→ Exercise instructions
Extract all of the data and reproduce it precisely.

Records from a collection
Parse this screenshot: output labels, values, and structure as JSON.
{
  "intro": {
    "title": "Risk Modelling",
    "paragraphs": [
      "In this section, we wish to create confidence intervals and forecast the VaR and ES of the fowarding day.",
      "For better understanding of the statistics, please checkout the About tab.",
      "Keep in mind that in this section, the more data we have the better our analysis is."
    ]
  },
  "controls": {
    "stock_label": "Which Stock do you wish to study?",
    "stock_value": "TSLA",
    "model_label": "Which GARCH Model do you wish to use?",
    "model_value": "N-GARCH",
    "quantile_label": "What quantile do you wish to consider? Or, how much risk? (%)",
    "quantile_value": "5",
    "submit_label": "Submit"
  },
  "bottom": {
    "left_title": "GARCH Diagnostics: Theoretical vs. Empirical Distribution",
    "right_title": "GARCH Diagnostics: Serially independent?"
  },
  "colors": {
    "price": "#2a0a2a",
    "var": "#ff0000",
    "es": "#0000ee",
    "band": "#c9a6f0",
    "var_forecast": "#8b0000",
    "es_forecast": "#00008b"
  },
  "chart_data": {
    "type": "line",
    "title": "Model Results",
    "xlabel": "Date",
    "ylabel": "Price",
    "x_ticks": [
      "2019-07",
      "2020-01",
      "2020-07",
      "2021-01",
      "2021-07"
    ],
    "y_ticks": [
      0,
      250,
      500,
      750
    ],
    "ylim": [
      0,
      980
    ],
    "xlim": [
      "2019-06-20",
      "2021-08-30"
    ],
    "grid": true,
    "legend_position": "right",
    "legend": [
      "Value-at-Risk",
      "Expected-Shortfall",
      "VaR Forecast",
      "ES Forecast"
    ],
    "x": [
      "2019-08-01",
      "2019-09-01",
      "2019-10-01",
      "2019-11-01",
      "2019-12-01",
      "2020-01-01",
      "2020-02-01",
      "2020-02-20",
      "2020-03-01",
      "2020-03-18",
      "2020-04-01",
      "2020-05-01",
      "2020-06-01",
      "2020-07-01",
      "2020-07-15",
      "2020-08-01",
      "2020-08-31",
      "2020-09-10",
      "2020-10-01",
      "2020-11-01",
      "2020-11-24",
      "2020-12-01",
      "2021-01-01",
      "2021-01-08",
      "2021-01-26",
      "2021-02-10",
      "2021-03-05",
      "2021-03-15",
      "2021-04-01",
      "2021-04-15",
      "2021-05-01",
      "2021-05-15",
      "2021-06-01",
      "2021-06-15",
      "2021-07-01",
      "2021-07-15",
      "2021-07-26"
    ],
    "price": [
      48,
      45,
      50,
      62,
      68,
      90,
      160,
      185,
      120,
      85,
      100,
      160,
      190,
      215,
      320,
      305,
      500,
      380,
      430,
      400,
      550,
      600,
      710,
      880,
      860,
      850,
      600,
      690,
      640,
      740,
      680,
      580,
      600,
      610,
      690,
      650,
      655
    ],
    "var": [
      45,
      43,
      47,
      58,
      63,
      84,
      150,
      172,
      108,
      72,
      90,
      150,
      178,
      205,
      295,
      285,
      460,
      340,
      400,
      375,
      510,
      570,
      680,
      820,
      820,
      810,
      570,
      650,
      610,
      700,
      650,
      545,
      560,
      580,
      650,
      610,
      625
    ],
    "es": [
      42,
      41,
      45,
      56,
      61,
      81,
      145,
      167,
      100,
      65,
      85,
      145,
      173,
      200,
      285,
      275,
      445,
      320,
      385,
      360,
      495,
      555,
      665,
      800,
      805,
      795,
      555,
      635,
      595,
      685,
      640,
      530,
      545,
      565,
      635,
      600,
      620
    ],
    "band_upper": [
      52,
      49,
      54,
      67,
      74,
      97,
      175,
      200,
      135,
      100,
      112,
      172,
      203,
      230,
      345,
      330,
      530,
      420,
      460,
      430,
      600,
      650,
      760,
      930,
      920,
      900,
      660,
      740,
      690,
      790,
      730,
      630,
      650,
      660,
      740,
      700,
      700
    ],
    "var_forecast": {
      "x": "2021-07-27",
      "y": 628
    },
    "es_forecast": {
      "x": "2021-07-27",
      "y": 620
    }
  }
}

→ Finished exercise
Parse this screenshot: output labels, values, and structure as JSON.
{
  "intro": {
    "title": "Risk Modelling",
    "paragraphs": [
      "In this section, we wish to create confidence intervals and forecast the VaR and ES of the fowarding day.",
      "For better understanding of the statistics, please checkout the About tab.",
      "Keep in mind that in this section, the more data we have the better our analysis is."
    ]
  },
  "controls": {
    "stock_label": "Which Stock do you wish to study?",
    "stock_value": "TSLA",
    "model_label": "Which GARCH Model do you wish to use?",
    "model_value": "N-GARCH",
    "quantile_label": "What quantile do you wish to consider? Or, how much risk? (%)",
    "quantile_value": "5",
    "submit_label": "Submit"
  },
  "bottom": {
    "left_title": "GARCH Diagnostics: Theoretical vs. Empirical Distribution",
    "right_title": "GARCH Diagnostics: Serially independent?"
  },
  "colors": {
    "price": "#2a0a2a",
    "var": "#ff0000",
    "es": "#0000ee",
    "band": "#c9a6f0",
    "var_forecast": "#8b0000",
    "es_forecast": "#00008b"
  },
  "chart_data": {
    "type": "line",
    "title": "Model Results",
    "xlabel": "Date",
    "ylabel": "Price",
    "x_ticks": [
      "2019-07",
      "2020-01",
      "2020-07",
      "2021-01",
      "2021-07"
    ],
    "y_ticks": [
      0,
      250,
      500,
      750
    ],
    "ylim": [
      0,
      980
    ],
    "xlim": [
      "2019-06-20",
      "2021-08-30"
    ],
    "grid": true,
    "legend_position": "right",
    "legend": [
      "Value-at-Risk",
      "Expected-Shortfall",
      "VaR Forecast",
      "ES Forecast"
    ],
    "x": [
      "2019-08-01",
      "2019-09-01",
      "2019-10-01",
      "2019-11-01",
      "2019-12-01",
      "2020-01-01",
      "2020-02-01",
      "2020-02-20",
      "2020-03-01",
      "2020-03-18",
      "2020-04-01",
      "2020-05-01",
      "2020-06-01",
      "2020-07-01",
      "2020-07-15",
      "2020-08-01",
      "2020-08-31",
      "2020-09-10",
      "2020-10-01",
      "2020-11-01",
      "2020-11-24",
      "2020-12-01",
      "2021-01-01",
      "2021-01-08",
      "2021-01-26",
      "2021-02-10",
      "2021-03-05",
      "2021-03-15",
      "2021-04-01",
      "2021-04-15",
      "2021-05-01",
      "2021-05-15",
      "2021-06-01",
      "2021-06-15",
      "2021-07-01",
      "2021-07-15",
      "2021-07-26"
    ],
    "price": [
      48,
      45,
      50,
      62,
      68,
      90,
      160,
      185,
      120,
      85,
      100,
      160,
      190,
      215,
      320,
      305,
      500,
      380,
      430,
      400,
      550,
      600,
      710,
      880,
      860,
      850,
      600,
      690,
      640,
      740,
      680,
      580,
      600,
      610,
      690,
      650,
      655
    ],
    "var": [
      45,
      43,
      47,
      58,
      63,
      84,
      150,
      172,
      108,
      72,
      90,
      150,
      178,
      205,
      295,
      285,
      460,
      340,
      400,
      375,
      510,
      570,
      680,
      820,
      820,
      810,
      570,
      650,
      610,
      700,
      650,
      545,
      560,
      580,
      650,
      610,
      625
    ],
    "es": [
      42,
      41,
      45,
      56,
      61,
      81,
      145,
      167,
      100,
      65,
      85,
      145,
      173,
      200,
      285,
      275,
      445,
      320,
      385,
      360,
      495,
      555,
      665,
      800,
      805,
      795,
      555,
      635,
      595,
      685,
      640,
      530,
      545,
      565,
      635,
      600,
      620
    ],
    "band_upper": [
      52,
      49,
      54,
      67,
      74,
      97,
      175,
      200,
      135,
      100,
      112,
      172,
      203,
      230,
      345,
      330,
      530,
      420,
      460,
      430,
      600,
      650,
      760,
      930,
      920,
      900,
      660,
      740,
      690,
      790,
      730,
      630,
      650,
      660,
      740,
      700,
      700
    ],
    "var_forecast": {
      "x": "2021-07-27",
      "y": 628
    },
    "es_forecast": {
      "x": "2021-07-27",
      "y": 620
    }
  }
}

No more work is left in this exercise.